Given instruction: Type out the records that follow, exactly as given.

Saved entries
+--

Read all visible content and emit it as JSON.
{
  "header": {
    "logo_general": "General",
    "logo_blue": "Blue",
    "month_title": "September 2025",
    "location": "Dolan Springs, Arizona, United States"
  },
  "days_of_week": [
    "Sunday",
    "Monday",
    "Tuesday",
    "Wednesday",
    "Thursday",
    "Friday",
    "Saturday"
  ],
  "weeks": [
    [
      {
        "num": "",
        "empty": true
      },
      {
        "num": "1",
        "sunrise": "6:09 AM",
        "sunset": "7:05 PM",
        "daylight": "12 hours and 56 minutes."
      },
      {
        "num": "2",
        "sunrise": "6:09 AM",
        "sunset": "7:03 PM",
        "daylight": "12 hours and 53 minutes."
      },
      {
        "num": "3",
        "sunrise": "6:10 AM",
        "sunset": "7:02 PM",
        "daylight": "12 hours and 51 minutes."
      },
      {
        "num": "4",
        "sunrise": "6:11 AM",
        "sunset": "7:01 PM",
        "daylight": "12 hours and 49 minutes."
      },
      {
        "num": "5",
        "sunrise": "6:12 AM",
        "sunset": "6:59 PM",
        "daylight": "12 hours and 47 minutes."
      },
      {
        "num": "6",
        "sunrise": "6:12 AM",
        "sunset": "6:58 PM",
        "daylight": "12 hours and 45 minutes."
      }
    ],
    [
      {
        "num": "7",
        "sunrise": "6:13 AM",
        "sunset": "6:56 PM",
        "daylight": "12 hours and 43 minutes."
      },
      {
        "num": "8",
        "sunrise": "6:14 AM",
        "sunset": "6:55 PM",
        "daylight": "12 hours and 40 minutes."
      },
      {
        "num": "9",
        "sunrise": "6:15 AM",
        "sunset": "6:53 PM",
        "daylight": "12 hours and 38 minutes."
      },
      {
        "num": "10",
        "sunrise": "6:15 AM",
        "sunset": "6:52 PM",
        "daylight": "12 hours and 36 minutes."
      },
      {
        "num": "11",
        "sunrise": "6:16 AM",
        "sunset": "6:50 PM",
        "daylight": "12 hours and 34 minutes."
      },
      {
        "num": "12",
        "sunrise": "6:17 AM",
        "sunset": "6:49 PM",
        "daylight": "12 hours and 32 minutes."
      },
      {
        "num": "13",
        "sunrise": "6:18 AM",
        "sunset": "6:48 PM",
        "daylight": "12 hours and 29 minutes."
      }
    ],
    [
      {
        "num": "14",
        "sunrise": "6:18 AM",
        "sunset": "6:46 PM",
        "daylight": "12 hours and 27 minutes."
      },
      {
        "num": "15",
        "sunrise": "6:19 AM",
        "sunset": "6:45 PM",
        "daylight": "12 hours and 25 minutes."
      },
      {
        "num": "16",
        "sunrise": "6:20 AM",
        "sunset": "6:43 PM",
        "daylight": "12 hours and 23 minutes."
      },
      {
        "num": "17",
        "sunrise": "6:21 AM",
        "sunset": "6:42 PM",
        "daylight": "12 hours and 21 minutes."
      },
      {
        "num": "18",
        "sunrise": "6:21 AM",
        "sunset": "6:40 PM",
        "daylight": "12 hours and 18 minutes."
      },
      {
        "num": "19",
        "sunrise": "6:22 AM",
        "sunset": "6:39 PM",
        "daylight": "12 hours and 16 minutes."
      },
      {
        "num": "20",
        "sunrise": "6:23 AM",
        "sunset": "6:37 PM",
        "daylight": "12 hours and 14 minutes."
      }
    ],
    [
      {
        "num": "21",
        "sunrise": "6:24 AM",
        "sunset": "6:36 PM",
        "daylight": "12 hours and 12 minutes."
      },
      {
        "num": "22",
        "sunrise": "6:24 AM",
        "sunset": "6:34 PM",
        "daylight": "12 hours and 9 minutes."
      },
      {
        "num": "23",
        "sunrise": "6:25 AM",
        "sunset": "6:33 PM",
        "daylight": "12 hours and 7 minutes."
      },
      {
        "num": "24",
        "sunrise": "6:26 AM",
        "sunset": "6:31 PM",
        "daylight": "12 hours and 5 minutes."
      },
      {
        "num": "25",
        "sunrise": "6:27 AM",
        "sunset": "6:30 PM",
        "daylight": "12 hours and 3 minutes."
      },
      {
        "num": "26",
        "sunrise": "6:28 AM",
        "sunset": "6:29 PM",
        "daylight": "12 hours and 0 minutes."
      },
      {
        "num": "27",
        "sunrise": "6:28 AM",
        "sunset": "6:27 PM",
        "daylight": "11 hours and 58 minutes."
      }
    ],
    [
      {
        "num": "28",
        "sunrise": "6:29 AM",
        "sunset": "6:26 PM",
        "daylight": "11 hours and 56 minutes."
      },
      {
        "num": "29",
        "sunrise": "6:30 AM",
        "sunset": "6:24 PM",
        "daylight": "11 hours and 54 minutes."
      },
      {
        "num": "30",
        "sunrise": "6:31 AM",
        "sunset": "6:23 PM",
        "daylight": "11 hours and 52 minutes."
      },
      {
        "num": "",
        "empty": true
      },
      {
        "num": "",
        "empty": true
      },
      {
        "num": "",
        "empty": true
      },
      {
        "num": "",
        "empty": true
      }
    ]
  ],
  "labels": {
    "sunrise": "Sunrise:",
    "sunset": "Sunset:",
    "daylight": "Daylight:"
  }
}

+--

Solution for this exercise:
Read all visible content and emit it as JSON.
{
  "header": {
    "logo_general": "General",
    "logo_blue": "Blue",
    "month_title": "September 2025",
    "location": "Dolan Springs, Arizona, United States"
  },
  "days_of_week": [
    "Sunday",
    "Monday",
    "Tuesday",
    "Wednesday",
    "Thursday",
    "Friday",
    "Saturday"
  ],
  "weeks": [
    [
      {
        "num": "",
        "empty": true
      },
      {
        "num": "1",
        "sunrise": "6:09 AM",
        "sunset": "7:05 PM",
        "daylight": "12 hours and 56 minutes."
      },
      {
        "num": "2",
        "sunrise": "6:09 AM",
        "sunset": "7:03 PM",
        "daylight": "12 hours and 53 minutes."
      },
      {
        "num": "3",
        "sunrise": "6:10 AM",
        "sunset": "7:02 PM",
        "daylight": "12 hours and 51 minutes."
      },
      {
        "num": "4",
        "sunrise": "6:11 AM",
        "sunset": "7:01 PM",
        "daylight": "12 hours and 49 minutes."
      },
      {
        "num": "5",
        "sunrise": "6:12 AM",
        "sunset": "6:59 PM",
        "daylight": "12 hours and 47 minutes."
      },
      {
        "num": "6",
        "sunrise": "6:12 AM",
        "sunset": "6:58 PM",
        "daylight": "12 hours and 45 minutes."
      }
    ],
    [
      {
        "num": "7",
        "sunrise": "6:13 AM",
        "sunset": "6:56 PM",
        "daylight": "12 hours and 43 minutes."
      },
      {
        "num": "8",
        "sunrise": "6:14 AM",
        "sunset": "6:55 PM",
        "daylight": "12 hours and 40 minutes."
      },
      {
        "num": "9",
        "sunrise": "6:15 AM",
        "sunset": "6:53 PM",
        "daylight": "12 hours and 38 minutes."
      },
      {
        "num": "10",
        "sunrise": "6:15 AM",
        "sunset": "6:52 PM",
        "daylight": "12 hours and 36 minutes."
      },
      {
        "num": "11",
        "sunrise": "6:16 AM",
        "sunset": "6:50 PM",
        "daylight": "12 hours and 34 minutes."
      },
      {
        "num": "12",
        "sunrise": "6:17 AM",
        "sunset": "6:49 PM",
        "daylight": "12 hours and 32 minutes."
      },
      {
        "num": "13",
        "sunrise": "6:18 AM",
        "sunset": "6:48 PM",
        "daylight": "12 hours and 29 minutes."
      }
    ],
    [
      {
        "num": "14",
        "sunrise": "6:18 AM",
        "sunset": "6:46 PM",
        "daylight": "12 hours and 27 minutes."
      },
      {
        "num": "15",
        "sunrise": "6:19 AM",
        "sunset": "6:45 PM",
        "daylight": "12 hours and 25 minutes."
      },
      {
        "num": "16",
        "sunrise": "6:20 AM",
        "sunset": "6:43 PM",
        "daylight": "12 hours and 23 minutes."
      },
      {
        "num": "17",
        "sunrise": "6:21 AM",
        "sunset": "6:42 PM",
        "daylight": "12 hours and 21 minutes."
      },
      {
        "num": "18",
        "sunrise": "6:21 AM",
        "sunset": "6:40 PM",
        "daylight": "12 hours and 18 minutes."
      },
      {
        "num": "19",
        "sunrise": "6:22 AM",
        "sunset": "6:39 PM",
        "daylight": "12 hours and 16 minutes."
      },
      {
        "num": "20",
        "sunrise": "6:23 AM",
        "sunset": "6:37 PM",
        "daylight": "12 hours and 14 minutes."
      }
    ],
    [
      {
        "num": "21",
        "sunrise": "6:24 AM",
        "sunset": "6:36 PM",
        "daylight": "12 hours and 12 minutes."
      },
      {
        "num": "22",
        "sunrise": "6:24 AM",
        "sunset": "6:34 PM",
        "daylight": "12 hours and 9 minutes."
      },
      {
        "num": "23",
        "sunrise": "6:25 AM",
        "sunset": "6:33 PM",
        "daylight": "12 hours and 7 minutes."
      },
      {
        "num": "24",
        "sunrise": "6:26 AM",
        "sunset": "6:31 PM",
        "daylight": "12 hours and 5 minutes."
      },
      {
        "num": "25",
        "sunrise": "6:27 AM",
        "sunset": "6:30 PM",
        "daylight": "12 hours and 3 minutes."
      },
      {
        "num": "26",
        "sunrise": "6:28 AM",
        "sunset": "6:29 PM",
        "daylight": "12 hours and 0 minutes."
      },
      {
        "num": "27",
        "sunrise": "6:28 AM",
        "sunset": "6:27 PM",
        "daylight": "11 hours and 58 minutes."
      }
    ],
    [
      {
        "num": "28",
        "sunrise": "6:29 AM",
        "sunset": "6:26 PM",
        "daylight": "11 hours and 56 minutes."
      },
      {
        "num": "29",
        "sunrise": "6:30 AM",
        "sunset": "6:24 PM",
        "daylight": "11 hours and 54 minutes."
      },
      {
        "num": "30",
        "sunrise": "6:31 AM",
        "sunset": "6:23 PM",
        "daylight": "11 hours and 52 minutes."
      },
      {
        "num": "",
        "empty": true
      },
      {
        "num": "",
        "empty": true
      },
      {
        "num": "",
        "empty": true
      },
      {
        "num": "",
        "empty": true
      }
    ]
  ],
  "labels": {
    "sunrise": "Sunrise:",
    "sunset": "Sunset:",
    "daylight": "Daylight:"
  }
}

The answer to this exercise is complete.